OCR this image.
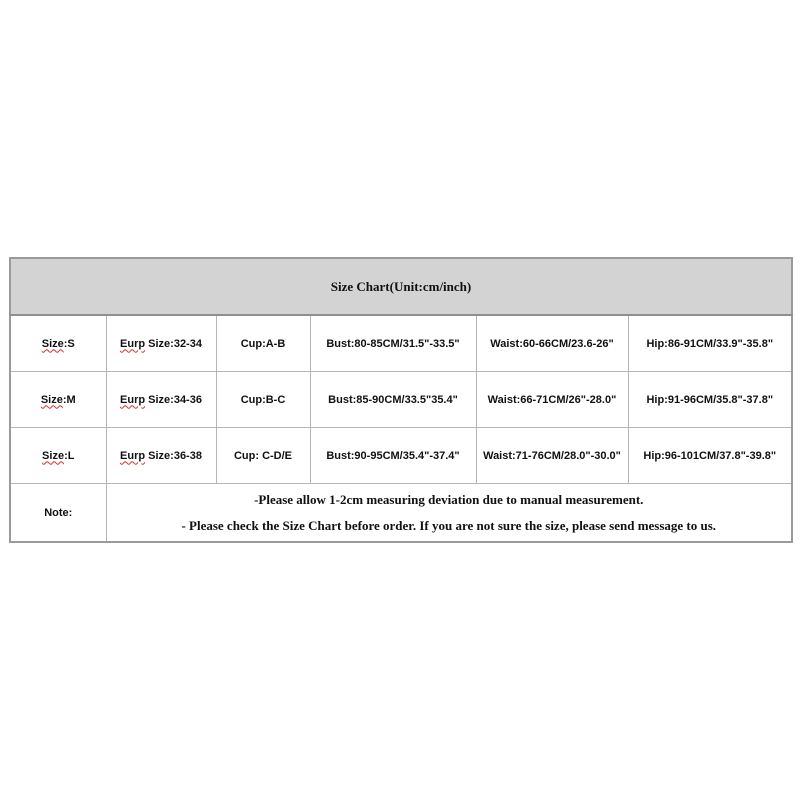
Size Chart(Unit:cm/inch)					
Size:S	Eurp Size:32-34	Cup:A-B	Bust:80-85CM/31.5"-33.5"	Waist:60-66CM/23.6-26"	Hip:86-91CM/33.9"-35.8"
Size:M	Eurp Size:34-36	Cup:B-C	Bust:85-90CM/33.5"35.4"	Waist:66-71CM/26"-28.0"	Hip:91-96CM/35.8"-37.8"
Size:L	Eurp Size:36-38	Cup: C-D/E	Bust:90-95CM/35.4"-37.4"	Waist:71-76CM/28.0"-30.0"	Hip:96-101CM/37.8"-39.8"
Note:	-Please allow 1-2cm measuring deviation due to manual measurement.
- Please check the Size Chart before order. If you are not sure the size, please send message to us.				
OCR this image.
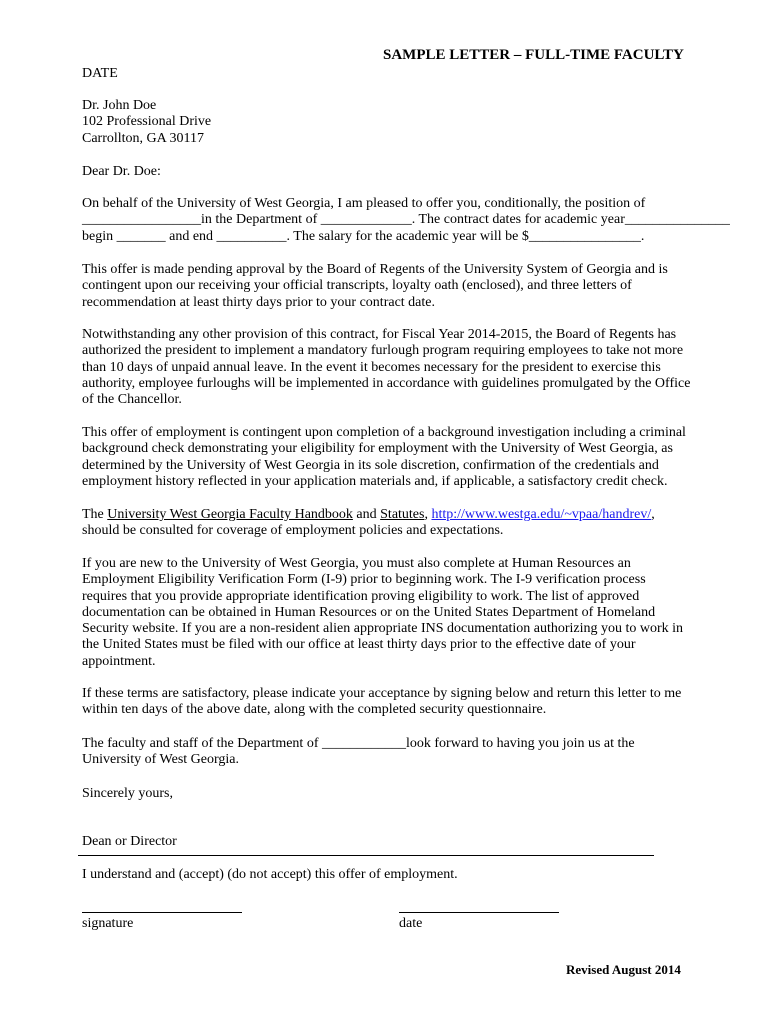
SAMPLE LETTER – FULL-TIME FACULTY
DATE
Dr. John Doe
102 Professional Drive
Carrollton, GA 30117
Dear Dr. Doe:
On behalf of the University of West Georgia, I am pleased to offer you, conditionally, the position of
_________________in the Department of _____________. The contract dates for academic year_______________
begin _______ and end __________. The salary for the academic year will be $________________.
This offer is made pending approval by the Board of Regents of the University System of Georgia and is
contingent upon our receiving your official transcripts, loyalty oath (enclosed), and three letters of
recommendation at least thirty days prior to your contract date.
Notwithstanding any other provision of this contract, for Fiscal Year 2014-2015, the Board of Regents has
authorized the president to implement a mandatory furlough program requiring employees to take not more
than 10 days of unpaid annual leave. In the event it becomes necessary for the president to exercise this
authority, employee furloughs will be implemented in accordance with guidelines promulgated by the Office
of the Chancellor.
This offer of employment is contingent upon completion of a background investigation including a criminal
background check demonstrating your eligibility for employment with the University of West Georgia, as
determined by the University of West Georgia in its sole discretion, confirmation of the credentials and
employment history reflected in your application materials and, if applicable, a satisfactory credit check.
The University West Georgia Faculty Handbook and Statutes, http://www.westga.edu/~vpaa/handrev/,
should be consulted for coverage of employment policies and expectations.
If you are new to the University of West Georgia, you must also complete at Human Resources an
Employment Eligibility Verification Form (I-9) prior to beginning work. The I-9 verification process
requires that you provide appropriate identification proving eligibility to work. The list of approved
documentation can be obtained in Human Resources or on the United States Department of Homeland
Security website. If you are a non-resident alien appropriate INS documentation authorizing you to work in
the United States must be filed with our office at least thirty days prior to the effective date of your
appointment.
If these terms are satisfactory, please indicate your acceptance by signing below and return this letter to me
within ten days of the above date, along with the completed security questionnaire.
The faculty and staff of the Department of ____________look forward to having you join us at the
University of West Georgia.
Sincerely yours,
Dean or Director
I understand and (accept) (do not accept) this offer of employment.
signature	date
Revised August 2014
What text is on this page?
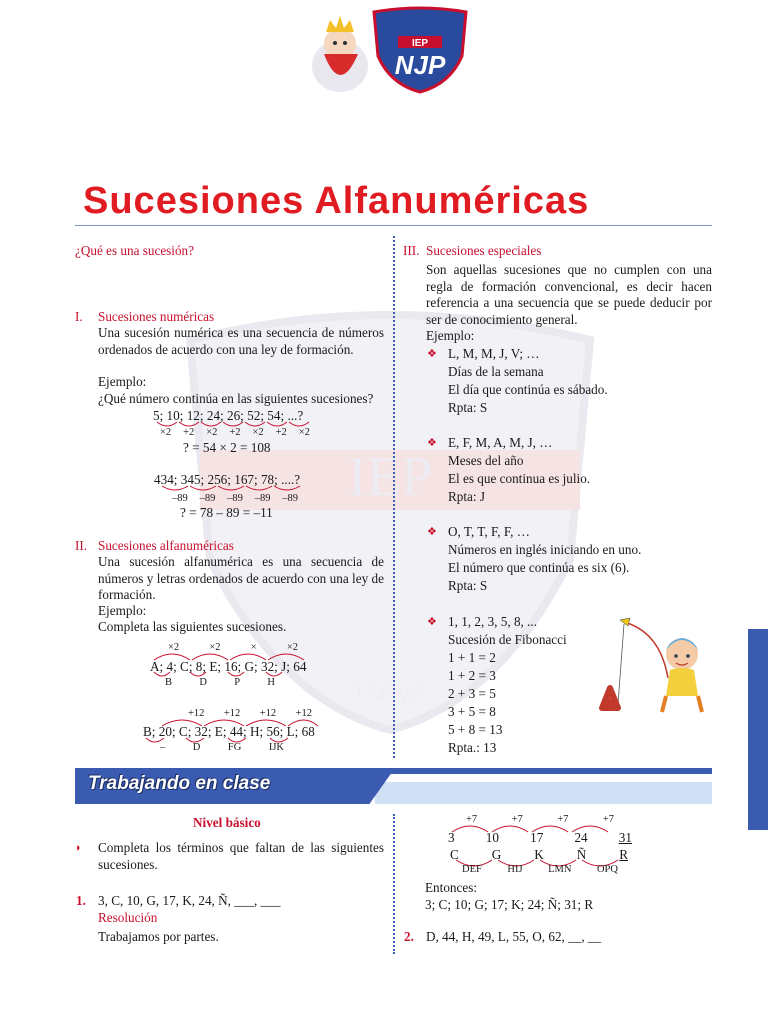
IEP
TARMA
IEP
NJP
Sucesiones Alfanuméricas
¿Qué es una sucesión?
I. Sucesiones numéricas
Una sucesión numérica es una secuencia de números ordenados de acuerdo con una ley de formación.
Ejemplo:
¿Qué número continúa en las siguientes sucesiones?
5; 10; 12; 24; 26; 52; 54; ...?
×2 +2 ×2 +2 ×2 +2 ×2
? = 54 × 2 = 108
434; 345; 256; 167; 78; ....?
–89 –89 –89 –89 –89
? = 78 – 89 = –11
II. Sucesiones alfanuméricas
Una sucesión alfanumérica es una secuencia de números y letras ordenados de acuerdo con una ley de formación.
Ejemplo:
Completa las siguientes sucesiones.
×2	×2	×	×2
A; 4; C; 8; E; 16; G; 32; J; 64
B	D	P	H
+12 +12 +12 +12
B; 20; C; 32; E; 44; H; 56; L; 68
–	D	FG	IJK
III. Sucesiones especiales
Son aquellas sucesiones que no cumplen con una regla de formación convencional, es decir hacen referencia a una secuencia que se puede deducir por ser de conocimiento general.
Ejemplo:
❖ L, M, M, J, V; …
Días de la semana
El día que continúa es sábado.
Rpta: S
❖ E, F, M, A, M, J, …
Meses del año
El es que continua es julio.
Rpta: J
❖ O, T, T, F, F, …
Números en inglés iniciando en uno.
El número que continúa es six (6).
Rpta: S
❖ 1, 1, 2, 3, 5, 8, ...
Sucesión de Fibonacci
1 + 1 = 2
1 + 2 = 3
2 + 3 = 5
3 + 5 = 8
5 + 8 = 13
Rpta.: 13
Trabajando en clase
Nivel básico
◗ Completa los términos que faltan de las siguientes sucesiones.
1. 3, C, 10, G, 17, K, 24, Ñ, ___, ___
Resolución
Trabajamos por partes.
+7	+7	+7	+7
3 10 17 24 31
C G K Ñ R
DEF HIJ LMN OPQ
Entonces:
3; C; 10; G; 17; K; 24; Ñ; 31; R
2. D, 44, H, 49, L, 55, O, 62, __, __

» WHAT TO DO
Restate the data above word for word. Do not include the images.

» FINAL RESULT
OCR this image.
Size Chart(Unit:cm/inch)					
Size:S	Eurp Size:32-34	Cup:A-B	Bust:80-85CM/31.5"-33.5"	Waist:60-66CM/23.6-26"	Hip:86-91CM/33.9"-35.8"
Size:M	Eurp Size:34-36	Cup:B-C	Bust:85-90CM/33.5"35.4"	Waist:66-71CM/26"-28.0"	Hip:91-96CM/35.8"-37.8"
Size:L	Eurp Size:36-38	Cup: C-D/E	Bust:90-95CM/35.4"-37.4"	Waist:71-76CM/28.0"-30.0"	Hip:96-101CM/37.8"-39.8"
Note:	-Please allow 1-2cm measuring deviation due to manual measurement.
- Please check the Size Chart before order. If you are not sure the size, please send message to us.				
OCR this image.
SAMPLE LETTER – FULL-TIME FACULTY
DATE
Dr. John Doe
102 Professional Drive
Carrollton, GA 30117
Dear Dr. Doe:
On behalf of the University of West Georgia, I am pleased to offer you, conditionally, the position of
_________________in the Department of _____________. The contract dates for academic year_______________
begin _______ and end __________. The salary for the academic year will be $________________.
This offer is made pending approval by the Board of Regents of the University System of Georgia and is
contingent upon our receiving your official transcripts, loyalty oath (enclosed), and three letters of
recommendation at least thirty days prior to your contract date.
Notwithstanding any other provision of this contract, for Fiscal Year 2014-2015, the Board of Regents has
authorized the president to implement a mandatory furlough program requiring employees to take not more
than 10 days of unpaid annual leave. In the event it becomes necessary for the president to exercise this
authority, employee furloughs will be implemented in accordance with guidelines promulgated by the Office
of the Chancellor.
This offer of employment is contingent upon completion of a background investigation including a criminal
background check demonstrating your eligibility for employment with the University of West Georgia, as
determined by the University of West Georgia in its sole discretion, confirmation of the credentials and
employment history reflected in your application materials and, if applicable, a satisfactory credit check.
The University West Georgia Faculty Handbook and Statutes, http://www.westga.edu/~vpaa/handrev/,
should be consulted for coverage of employment policies and expectations.
If you are new to the University of West Georgia, you must also complete at Human Resources an
Employment Eligibility Verification Form (I-9) prior to beginning work. The I-9 verification process
requires that you provide appropriate identification proving eligibility to work. The list of approved
documentation can be obtained in Human Resources or on the United States Department of Homeland
Security website. If you are a non-resident alien appropriate INS documentation authorizing you to work in
the United States must be filed with our office at least thirty days prior to the effective date of your
appointment.
If these terms are satisfactory, please indicate your acceptance by signing below and return this letter to me
within ten days of the above date, along with the completed security questionnaire.
The faculty and staff of the Department of ____________look forward to having you join us at the
University of West Georgia.
Sincerely yours,
Dean or Director
I understand and (accept) (do not accept) this offer of employment.
signature	date
Revised August 2014
What text is on this page?
IEP
TARMA
IEP
NJP
Sucesiones Alfanuméricas
¿Qué es una sucesión?
I. Sucesiones numéricas
Una sucesión numérica es una secuencia de números ordenados de acuerdo con una ley de formación.
Ejemplo:
¿Qué número continúa en las siguientes sucesiones?
5; 10; 12; 24; 26; 52; 54; ...?
×2 +2 ×2 +2 ×2 +2 ×2
? = 54 × 2 = 108
434; 345; 256; 167; 78; ....?
–89 –89 –89 –89 –89
? = 78 – 89 = –11
II. Sucesiones alfanuméricas
Una sucesión alfanumérica es una secuencia de números y letras ordenados de acuerdo con una ley de formación.
Ejemplo:
Completa las siguientes sucesiones.
×2	×2	×	×2
A; 4; C; 8; E; 16; G; 32; J; 64
B	D	P	H
+12 +12 +12 +12
B; 20; C; 32; E; 44; H; 56; L; 68
–	D	FG	IJK
III. Sucesiones especiales
Son aquellas sucesiones que no cumplen con una regla de formación convencional, es decir hacen referencia a una secuencia que se puede deducir por ser de conocimiento general.
Ejemplo:
❖ L, M, M, J, V; …
Días de la semana
El día que continúa es sábado.
Rpta: S
❖ E, F, M, A, M, J, …
Meses del año
El es que continua es julio.
Rpta: J
❖ O, T, T, F, F, …
Números en inglés iniciando en uno.
El número que continúa es six (6).
Rpta: S
❖ 1, 1, 2, 3, 5, 8, ...
Sucesión de Fibonacci
1 + 1 = 2
1 + 2 = 3
2 + 3 = 5
3 + 5 = 8
5 + 8 = 13
Rpta.: 13
Trabajando en clase
Nivel básico
◗ Completa los términos que faltan de las siguientes sucesiones.
1. 3, C, 10, G, 17, K, 24, Ñ, ___, ___
Resolución
Trabajamos por partes.
+7	+7	+7	+7
3 10 17 24 31
C G K Ñ R
DEF HIJ LMN OPQ
Entonces:
3; C; 10; G; 17; K; 24; Ñ; 31; R
2. D, 44, H, 49, L, 55, O, 62, __, __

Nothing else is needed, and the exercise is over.